**Dataset entries:**
^^^^^^^^^^^^^^^^

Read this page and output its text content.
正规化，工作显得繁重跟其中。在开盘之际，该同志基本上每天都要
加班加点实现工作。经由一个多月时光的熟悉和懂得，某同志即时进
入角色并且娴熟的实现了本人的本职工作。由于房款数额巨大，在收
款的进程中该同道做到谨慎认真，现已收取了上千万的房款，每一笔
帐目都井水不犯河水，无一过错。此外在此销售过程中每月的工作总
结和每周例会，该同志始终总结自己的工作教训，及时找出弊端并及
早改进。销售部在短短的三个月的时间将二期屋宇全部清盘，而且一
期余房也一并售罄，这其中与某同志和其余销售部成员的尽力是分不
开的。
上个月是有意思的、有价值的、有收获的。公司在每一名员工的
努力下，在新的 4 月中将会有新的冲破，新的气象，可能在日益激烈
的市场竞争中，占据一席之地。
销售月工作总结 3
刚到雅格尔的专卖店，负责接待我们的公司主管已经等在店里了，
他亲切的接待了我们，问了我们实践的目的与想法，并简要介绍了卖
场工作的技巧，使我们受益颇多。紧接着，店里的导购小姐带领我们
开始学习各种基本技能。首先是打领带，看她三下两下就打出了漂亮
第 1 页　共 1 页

^^^^^^^^^^^^^^^^

**WORK REQUIRED:** Reproduce the records word for word.

**EXPECTED ANSWER:**
Read this page and output its text content.
正规化，工作显得繁重跟其中。在开盘之际，该同志基本上每天都要
加班加点实现工作。经由一个多月时光的熟悉和懂得，某同志即时进
入角色并且娴熟的实现了本人的本职工作。由于房款数额巨大，在收
款的进程中该同道做到谨慎认真，现已收取了上千万的房款，每一笔
帐目都井水不犯河水，无一过错。此外在此销售过程中每月的工作总
结和每周例会，该同志始终总结自己的工作教训，及时找出弊端并及
早改进。销售部在短短的三个月的时间将二期屋宇全部清盘，而且一
期余房也一并售罄，这其中与某同志和其余销售部成员的尽力是分不
开的。
上个月是有意思的、有价值的、有收获的。公司在每一名员工的
努力下，在新的 4 月中将会有新的冲破，新的气象，可能在日益激烈
的市场竞争中，占据一席之地。
销售月工作总结 3
刚到雅格尔的专卖店，负责接待我们的公司主管已经等在店里了，
他亲切的接待了我们，问了我们实践的目的与想法，并简要介绍了卖
场工作的技巧，使我们受益颇多。紧接着，店里的导购小姐带领我们
开始学习各种基本技能。首先是打领带，看她三下两下就打出了漂亮
第 1 页　共 1 页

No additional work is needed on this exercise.